Objective :: Without the pictures, return each record as it appears.

Data for the task ::

..............................

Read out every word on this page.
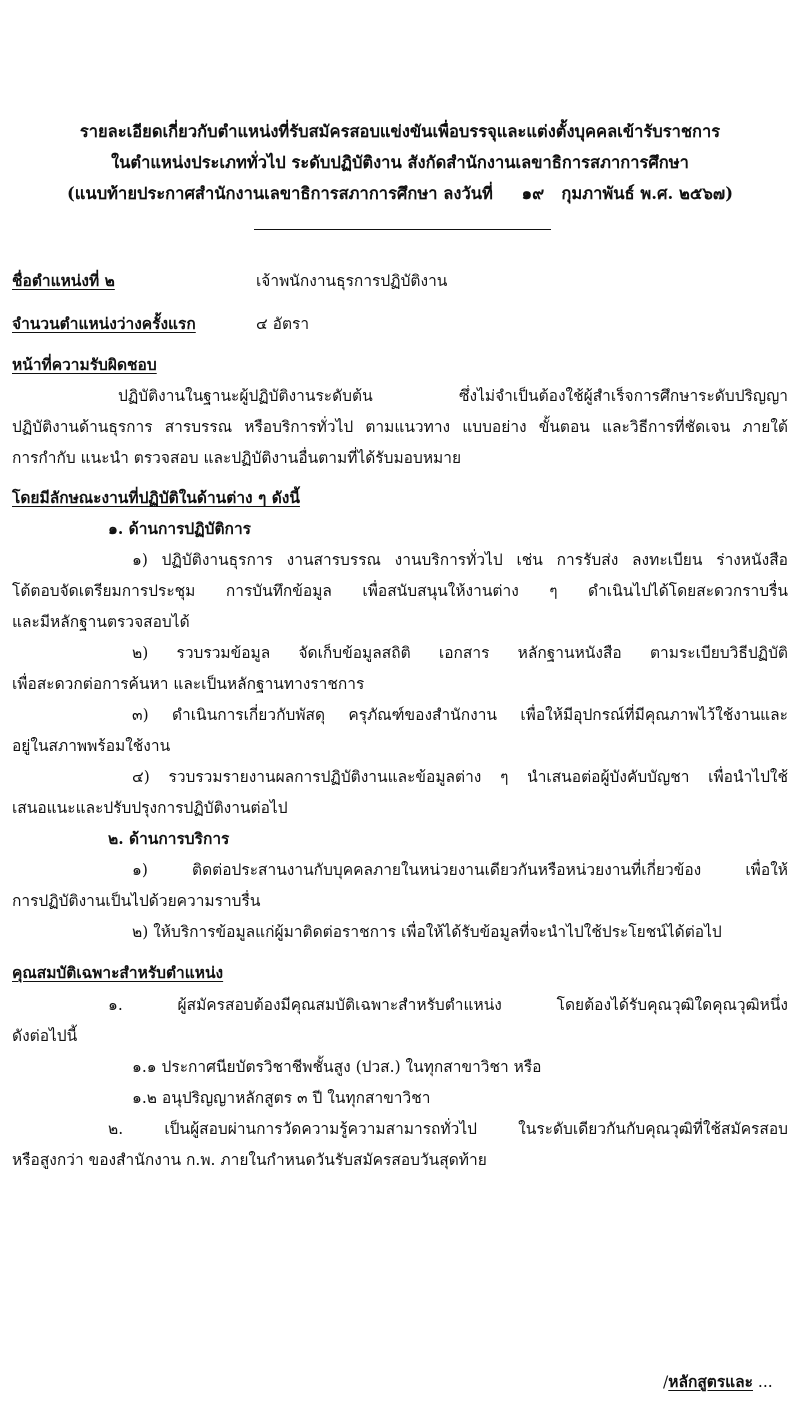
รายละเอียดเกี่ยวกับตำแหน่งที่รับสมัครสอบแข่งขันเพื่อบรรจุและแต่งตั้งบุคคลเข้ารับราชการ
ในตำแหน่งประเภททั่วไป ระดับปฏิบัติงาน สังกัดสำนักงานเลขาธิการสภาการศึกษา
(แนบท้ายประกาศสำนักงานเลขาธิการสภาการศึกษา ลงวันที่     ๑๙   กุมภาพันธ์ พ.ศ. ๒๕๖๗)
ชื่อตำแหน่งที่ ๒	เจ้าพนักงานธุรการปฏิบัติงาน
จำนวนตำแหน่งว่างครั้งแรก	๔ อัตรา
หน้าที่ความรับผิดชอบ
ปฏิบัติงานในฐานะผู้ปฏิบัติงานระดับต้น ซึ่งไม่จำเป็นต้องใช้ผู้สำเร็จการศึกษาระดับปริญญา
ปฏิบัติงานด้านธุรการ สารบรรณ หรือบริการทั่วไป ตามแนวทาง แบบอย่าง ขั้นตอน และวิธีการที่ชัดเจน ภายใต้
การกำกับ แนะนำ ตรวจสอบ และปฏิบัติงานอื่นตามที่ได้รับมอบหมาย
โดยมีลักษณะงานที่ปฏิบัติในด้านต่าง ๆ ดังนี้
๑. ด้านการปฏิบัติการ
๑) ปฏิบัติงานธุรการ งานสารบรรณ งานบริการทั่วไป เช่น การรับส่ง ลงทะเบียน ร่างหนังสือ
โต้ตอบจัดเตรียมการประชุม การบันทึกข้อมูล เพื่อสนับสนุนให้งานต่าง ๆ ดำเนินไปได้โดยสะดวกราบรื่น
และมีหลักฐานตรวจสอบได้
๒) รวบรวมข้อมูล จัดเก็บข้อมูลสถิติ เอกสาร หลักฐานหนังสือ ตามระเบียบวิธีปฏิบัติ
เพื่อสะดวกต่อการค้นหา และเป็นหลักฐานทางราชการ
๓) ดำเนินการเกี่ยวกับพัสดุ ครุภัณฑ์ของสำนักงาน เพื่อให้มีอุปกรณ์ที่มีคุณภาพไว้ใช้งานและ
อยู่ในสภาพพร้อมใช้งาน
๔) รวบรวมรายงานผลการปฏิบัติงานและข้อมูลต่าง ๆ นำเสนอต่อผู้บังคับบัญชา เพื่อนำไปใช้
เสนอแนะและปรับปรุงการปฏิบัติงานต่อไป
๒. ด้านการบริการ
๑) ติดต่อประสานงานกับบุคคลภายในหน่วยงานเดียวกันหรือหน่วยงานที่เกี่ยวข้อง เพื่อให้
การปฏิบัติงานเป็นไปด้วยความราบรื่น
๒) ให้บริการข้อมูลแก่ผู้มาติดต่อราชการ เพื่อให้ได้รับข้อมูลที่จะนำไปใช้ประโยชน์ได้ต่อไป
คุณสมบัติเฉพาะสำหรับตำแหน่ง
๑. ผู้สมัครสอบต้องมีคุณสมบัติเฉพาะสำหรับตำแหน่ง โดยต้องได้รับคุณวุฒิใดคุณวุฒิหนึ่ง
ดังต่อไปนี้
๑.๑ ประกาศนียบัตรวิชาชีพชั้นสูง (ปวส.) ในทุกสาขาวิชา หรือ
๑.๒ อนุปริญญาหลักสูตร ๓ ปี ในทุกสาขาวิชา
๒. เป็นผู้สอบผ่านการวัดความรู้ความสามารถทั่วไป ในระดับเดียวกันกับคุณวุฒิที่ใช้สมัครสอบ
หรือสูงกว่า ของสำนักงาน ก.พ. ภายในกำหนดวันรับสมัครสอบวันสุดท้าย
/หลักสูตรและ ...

..............................

Solved exercise ::
Read out every word on this page.
รายละเอียดเกี่ยวกับตำแหน่งที่รับสมัครสอบแข่งขันเพื่อบรรจุและแต่งตั้งบุคคลเข้ารับราชการ
ในตำแหน่งประเภททั่วไป ระดับปฏิบัติงาน สังกัดสำนักงานเลขาธิการสภาการศึกษา
(แนบท้ายประกาศสำนักงานเลขาธิการสภาการศึกษา ลงวันที่     ๑๙   กุมภาพันธ์ พ.ศ. ๒๕๖๗)
ชื่อตำแหน่งที่ ๒	เจ้าพนักงานธุรการปฏิบัติงาน
จำนวนตำแหน่งว่างครั้งแรก	๔ อัตรา
หน้าที่ความรับผิดชอบ
ปฏิบัติงานในฐานะผู้ปฏิบัติงานระดับต้น ซึ่งไม่จำเป็นต้องใช้ผู้สำเร็จการศึกษาระดับปริญญา
ปฏิบัติงานด้านธุรการ สารบรรณ หรือบริการทั่วไป ตามแนวทาง แบบอย่าง ขั้นตอน และวิธีการที่ชัดเจน ภายใต้
การกำกับ แนะนำ ตรวจสอบ และปฏิบัติงานอื่นตามที่ได้รับมอบหมาย
โดยมีลักษณะงานที่ปฏิบัติในด้านต่าง ๆ ดังนี้
๑. ด้านการปฏิบัติการ
๑) ปฏิบัติงานธุรการ งานสารบรรณ งานบริการทั่วไป เช่น การรับส่ง ลงทะเบียน ร่างหนังสือ
โต้ตอบจัดเตรียมการประชุม การบันทึกข้อมูล เพื่อสนับสนุนให้งานต่าง ๆ ดำเนินไปได้โดยสะดวกราบรื่น
และมีหลักฐานตรวจสอบได้
๒) รวบรวมข้อมูล จัดเก็บข้อมูลสถิติ เอกสาร หลักฐานหนังสือ ตามระเบียบวิธีปฏิบัติ
เพื่อสะดวกต่อการค้นหา และเป็นหลักฐานทางราชการ
๓) ดำเนินการเกี่ยวกับพัสดุ ครุภัณฑ์ของสำนักงาน เพื่อให้มีอุปกรณ์ที่มีคุณภาพไว้ใช้งานและ
อยู่ในสภาพพร้อมใช้งาน
๔) รวบรวมรายงานผลการปฏิบัติงานและข้อมูลต่าง ๆ นำเสนอต่อผู้บังคับบัญชา เพื่อนำไปใช้
เสนอแนะและปรับปรุงการปฏิบัติงานต่อไป
๒. ด้านการบริการ
๑) ติดต่อประสานงานกับบุคคลภายในหน่วยงานเดียวกันหรือหน่วยงานที่เกี่ยวข้อง เพื่อให้
การปฏิบัติงานเป็นไปด้วยความราบรื่น
๒) ให้บริการข้อมูลแก่ผู้มาติดต่อราชการ เพื่อให้ได้รับข้อมูลที่จะนำไปใช้ประโยชน์ได้ต่อไป
คุณสมบัติเฉพาะสำหรับตำแหน่ง
๑. ผู้สมัครสอบต้องมีคุณสมบัติเฉพาะสำหรับตำแหน่ง โดยต้องได้รับคุณวุฒิใดคุณวุฒิหนึ่ง
ดังต่อไปนี้
๑.๑ ประกาศนียบัตรวิชาชีพชั้นสูง (ปวส.) ในทุกสาขาวิชา หรือ
๑.๒ อนุปริญญาหลักสูตร ๓ ปี ในทุกสาขาวิชา
๒. เป็นผู้สอบผ่านการวัดความรู้ความสามารถทั่วไป ในระดับเดียวกันกับคุณวุฒิที่ใช้สมัครสอบ
หรือสูงกว่า ของสำนักงาน ก.พ. ภายในกำหนดวันรับสมัครสอบวันสุดท้าย
/หลักสูตรและ ...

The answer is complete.